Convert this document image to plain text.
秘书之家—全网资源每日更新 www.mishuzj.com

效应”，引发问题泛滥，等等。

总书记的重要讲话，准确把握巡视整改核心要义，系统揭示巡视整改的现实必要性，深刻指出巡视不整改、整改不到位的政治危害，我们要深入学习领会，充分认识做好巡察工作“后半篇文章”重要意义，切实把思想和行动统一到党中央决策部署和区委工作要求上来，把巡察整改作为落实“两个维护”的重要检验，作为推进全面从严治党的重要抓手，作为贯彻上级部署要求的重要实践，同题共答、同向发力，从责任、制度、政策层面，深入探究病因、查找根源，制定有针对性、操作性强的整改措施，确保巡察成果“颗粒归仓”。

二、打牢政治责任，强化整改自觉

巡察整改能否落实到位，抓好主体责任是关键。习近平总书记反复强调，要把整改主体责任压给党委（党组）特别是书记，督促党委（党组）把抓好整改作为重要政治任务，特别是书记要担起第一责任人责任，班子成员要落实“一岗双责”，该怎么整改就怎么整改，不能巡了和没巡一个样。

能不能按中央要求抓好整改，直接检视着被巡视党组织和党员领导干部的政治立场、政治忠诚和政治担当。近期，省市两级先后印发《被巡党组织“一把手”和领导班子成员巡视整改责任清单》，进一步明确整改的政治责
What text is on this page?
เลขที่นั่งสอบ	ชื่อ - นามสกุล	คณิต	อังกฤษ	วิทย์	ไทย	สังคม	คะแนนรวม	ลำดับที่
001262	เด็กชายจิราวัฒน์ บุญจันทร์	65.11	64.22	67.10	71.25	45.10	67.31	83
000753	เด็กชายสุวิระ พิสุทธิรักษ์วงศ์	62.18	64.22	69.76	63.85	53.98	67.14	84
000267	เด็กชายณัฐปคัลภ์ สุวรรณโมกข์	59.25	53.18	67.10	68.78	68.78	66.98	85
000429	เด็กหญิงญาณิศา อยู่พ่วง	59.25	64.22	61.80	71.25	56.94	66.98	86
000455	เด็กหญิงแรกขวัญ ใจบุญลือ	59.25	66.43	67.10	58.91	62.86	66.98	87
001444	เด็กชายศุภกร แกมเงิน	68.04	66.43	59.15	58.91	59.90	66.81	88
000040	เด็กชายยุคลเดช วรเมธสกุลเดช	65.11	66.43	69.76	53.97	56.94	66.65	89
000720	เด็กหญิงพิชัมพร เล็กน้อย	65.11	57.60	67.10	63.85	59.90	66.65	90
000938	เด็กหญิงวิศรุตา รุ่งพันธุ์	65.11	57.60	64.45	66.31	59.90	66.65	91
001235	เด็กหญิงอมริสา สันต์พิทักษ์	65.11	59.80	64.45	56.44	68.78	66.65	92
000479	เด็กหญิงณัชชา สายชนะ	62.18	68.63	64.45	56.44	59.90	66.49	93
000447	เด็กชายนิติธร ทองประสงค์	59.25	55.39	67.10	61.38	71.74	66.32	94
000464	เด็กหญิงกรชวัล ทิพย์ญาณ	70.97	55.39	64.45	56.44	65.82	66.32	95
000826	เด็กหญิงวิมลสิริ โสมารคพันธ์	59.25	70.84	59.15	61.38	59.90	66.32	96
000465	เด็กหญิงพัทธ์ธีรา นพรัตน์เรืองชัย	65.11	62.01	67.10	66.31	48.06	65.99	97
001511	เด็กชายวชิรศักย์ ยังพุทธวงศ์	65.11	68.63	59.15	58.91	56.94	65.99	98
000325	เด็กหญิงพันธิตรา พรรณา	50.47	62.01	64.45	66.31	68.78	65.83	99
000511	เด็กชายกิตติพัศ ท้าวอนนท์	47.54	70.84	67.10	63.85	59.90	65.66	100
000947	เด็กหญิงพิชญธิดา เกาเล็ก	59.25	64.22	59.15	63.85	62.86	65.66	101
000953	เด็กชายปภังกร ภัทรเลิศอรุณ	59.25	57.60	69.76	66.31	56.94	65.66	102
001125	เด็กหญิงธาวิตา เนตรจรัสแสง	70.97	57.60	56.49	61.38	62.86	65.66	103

> _What to do_
Your task is to repeat every entry exactly.

> _Reply_
Convert this document image to plain text.
秘书之家—全网资源每日更新 www.mishuzj.com

效应”，引发问题泛滥，等等。

总书记的重要讲话，准确把握巡视整改核心要义，系统揭示巡视整改的现实必要性，深刻指出巡视不整改、整改不到位的政治危害，我们要深入学习领会，充分认识做好巡察工作“后半篇文章”重要意义，切实把思想和行动统一到党中央决策部署和区委工作要求上来，把巡察整改作为落实“两个维护”的重要检验，作为推进全面从严治党的重要抓手，作为贯彻上级部署要求的重要实践，同题共答、同向发力，从责任、制度、政策层面，深入探究病因、查找根源，制定有针对性、操作性强的整改措施，确保巡察成果“颗粒归仓”。

二、打牢政治责任，强化整改自觉

巡察整改能否落实到位，抓好主体责任是关键。习近平总书记反复强调，要把整改主体责任压给党委（党组）特别是书记，督促党委（党组）把抓好整改作为重要政治任务，特别是书记要担起第一责任人责任，班子成员要落实“一岗双责”，该怎么整改就怎么整改，不能巡了和没巡一个样。

能不能按中央要求抓好整改，直接检视着被巡视党组织和党员领导干部的政治立场、政治忠诚和政治担当。近期，省市两级先后印发《被巡党组织“一把手”和领导班子成员巡视整改责任清单》，进一步明确整改的政治责
What text is on this page?
เลขที่นั่งสอบ	ชื่อ - นามสกุล	คณิต	อังกฤษ	วิทย์	ไทย	สังคม	คะแนนรวม	ลำดับที่
001262	เด็กชายจิราวัฒน์ บุญจันทร์	65.11	64.22	67.10	71.25	45.10	67.31	83
000753	เด็กชายสุวิระ พิสุทธิรักษ์วงศ์	62.18	64.22	69.76	63.85	53.98	67.14	84
000267	เด็กชายณัฐปคัลภ์ สุวรรณโมกข์	59.25	53.18	67.10	68.78	68.78	66.98	85
000429	เด็กหญิงญาณิศา อยู่พ่วง	59.25	64.22	61.80	71.25	56.94	66.98	86
000455	เด็กหญิงแรกขวัญ ใจบุญลือ	59.25	66.43	67.10	58.91	62.86	66.98	87
001444	เด็กชายศุภกร แกมเงิน	68.04	66.43	59.15	58.91	59.90	66.81	88
000040	เด็กชายยุคลเดช วรเมธสกุลเดช	65.11	66.43	69.76	53.97	56.94	66.65	89
000720	เด็กหญิงพิชัมพร เล็กน้อย	65.11	57.60	67.10	63.85	59.90	66.65	90
000938	เด็กหญิงวิศรุตา รุ่งพันธุ์	65.11	57.60	64.45	66.31	59.90	66.65	91
001235	เด็กหญิงอมริสา สันต์พิทักษ์	65.11	59.80	64.45	56.44	68.78	66.65	92
000479	เด็กหญิงณัชชา สายชนะ	62.18	68.63	64.45	56.44	59.90	66.49	93
000447	เด็กชายนิติธร ทองประสงค์	59.25	55.39	67.10	61.38	71.74	66.32	94
000464	เด็กหญิงกรชวัล ทิพย์ญาณ	70.97	55.39	64.45	56.44	65.82	66.32	95
000826	เด็กหญิงวิมลสิริ โสมารคพันธ์	59.25	70.84	59.15	61.38	59.90	66.32	96
000465	เด็กหญิงพัทธ์ธีรา นพรัตน์เรืองชัย	65.11	62.01	67.10	66.31	48.06	65.99	97
001511	เด็กชายวชิรศักย์ ยังพุทธวงศ์	65.11	68.63	59.15	58.91	56.94	65.99	98
000325	เด็กหญิงพันธิตรา พรรณา	50.47	62.01	64.45	66.31	68.78	65.83	99
000511	เด็กชายกิตติพัศ ท้าวอนนท์	47.54	70.84	67.10	63.85	59.90	65.66	100
000947	เด็กหญิงพิชญธิดา เกาเล็ก	59.25	64.22	59.15	63.85	62.86	65.66	101
000953	เด็กชายปภังกร ภัทรเลิศอรุณ	59.25	57.60	69.76	66.31	56.94	65.66	102
001125	เด็กหญิงธาวิตา เนตรจรัสแสง	70.97	57.60	56.49	61.38	62.86	65.66	103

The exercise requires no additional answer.